:: Prompt ::
Write out every line of the material as it stands, apart from the pictures.

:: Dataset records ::
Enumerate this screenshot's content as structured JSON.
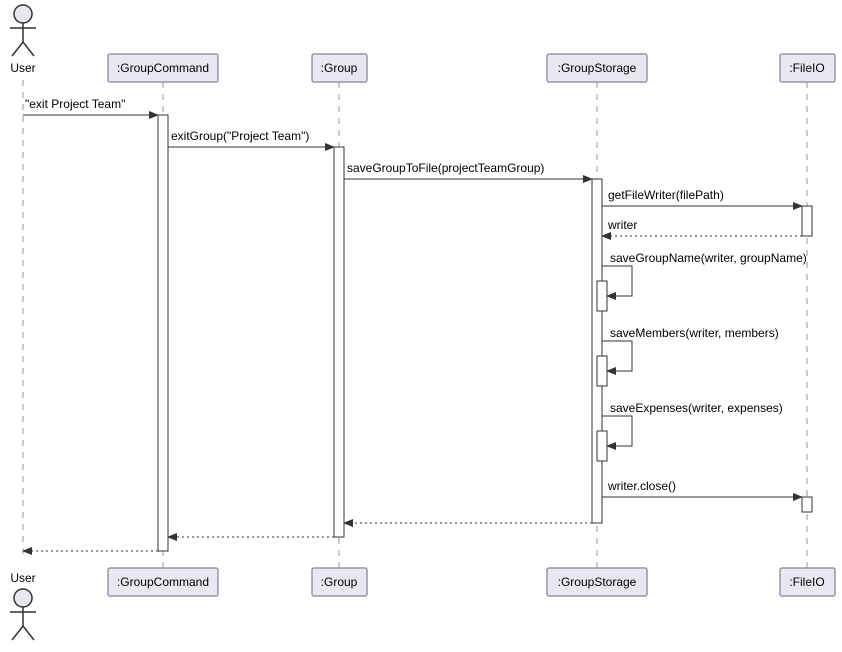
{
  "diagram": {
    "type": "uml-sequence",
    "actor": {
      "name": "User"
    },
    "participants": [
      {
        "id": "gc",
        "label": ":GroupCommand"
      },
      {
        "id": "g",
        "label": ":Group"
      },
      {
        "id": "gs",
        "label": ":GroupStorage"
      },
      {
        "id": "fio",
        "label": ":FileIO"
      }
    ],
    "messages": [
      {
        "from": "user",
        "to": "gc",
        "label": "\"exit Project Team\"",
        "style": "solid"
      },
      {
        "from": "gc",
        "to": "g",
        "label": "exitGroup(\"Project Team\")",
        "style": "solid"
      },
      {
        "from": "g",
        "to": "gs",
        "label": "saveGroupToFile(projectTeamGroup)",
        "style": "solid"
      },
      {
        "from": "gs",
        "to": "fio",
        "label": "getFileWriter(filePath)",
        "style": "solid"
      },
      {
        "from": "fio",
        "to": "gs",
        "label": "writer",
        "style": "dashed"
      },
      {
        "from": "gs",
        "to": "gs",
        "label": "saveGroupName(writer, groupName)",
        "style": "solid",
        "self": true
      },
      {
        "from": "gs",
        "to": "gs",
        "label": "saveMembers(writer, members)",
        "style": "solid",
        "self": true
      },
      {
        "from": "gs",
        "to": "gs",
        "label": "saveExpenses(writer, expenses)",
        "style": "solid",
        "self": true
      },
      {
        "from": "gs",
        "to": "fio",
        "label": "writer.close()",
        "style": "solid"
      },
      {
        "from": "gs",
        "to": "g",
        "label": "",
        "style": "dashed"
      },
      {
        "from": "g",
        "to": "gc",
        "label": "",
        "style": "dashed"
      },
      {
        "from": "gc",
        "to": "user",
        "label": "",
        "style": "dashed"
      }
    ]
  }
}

:: Result below ::
Enumerate this screenshot's content as structured JSON.
{
  "diagram": {
    "type": "uml-sequence",
    "actor": {
      "name": "User"
    },
    "participants": [
      {
        "id": "gc",
        "label": ":GroupCommand"
      },
      {
        "id": "g",
        "label": ":Group"
      },
      {
        "id": "gs",
        "label": ":GroupStorage"
      },
      {
        "id": "fio",
        "label": ":FileIO"
      }
    ],
    "messages": [
      {
        "from": "user",
        "to": "gc",
        "label": "\"exit Project Team\"",
        "style": "solid"
      },
      {
        "from": "gc",
        "to": "g",
        "label": "exitGroup(\"Project Team\")",
        "style": "solid"
      },
      {
        "from": "g",
        "to": "gs",
        "label": "saveGroupToFile(projectTeamGroup)",
        "style": "solid"
      },
      {
        "from": "gs",
        "to": "fio",
        "label": "getFileWriter(filePath)",
        "style": "solid"
      },
      {
        "from": "fio",
        "to": "gs",
        "label": "writer",
        "style": "dashed"
      },
      {
        "from": "gs",
        "to": "gs",
        "label": "saveGroupName(writer, groupName)",
        "style": "solid",
        "self": true
      },
      {
        "from": "gs",
        "to": "gs",
        "label": "saveMembers(writer, members)",
        "style": "solid",
        "self": true
      },
      {
        "from": "gs",
        "to": "gs",
        "label": "saveExpenses(writer, expenses)",
        "style": "solid",
        "self": true
      },
      {
        "from": "gs",
        "to": "fio",
        "label": "writer.close()",
        "style": "solid"
      },
      {
        "from": "gs",
        "to": "g",
        "label": "",
        "style": "dashed"
      },
      {
        "from": "g",
        "to": "gc",
        "label": "",
        "style": "dashed"
      },
      {
        "from": "gc",
        "to": "user",
        "label": "",
        "style": "dashed"
      }
    ]
  }
}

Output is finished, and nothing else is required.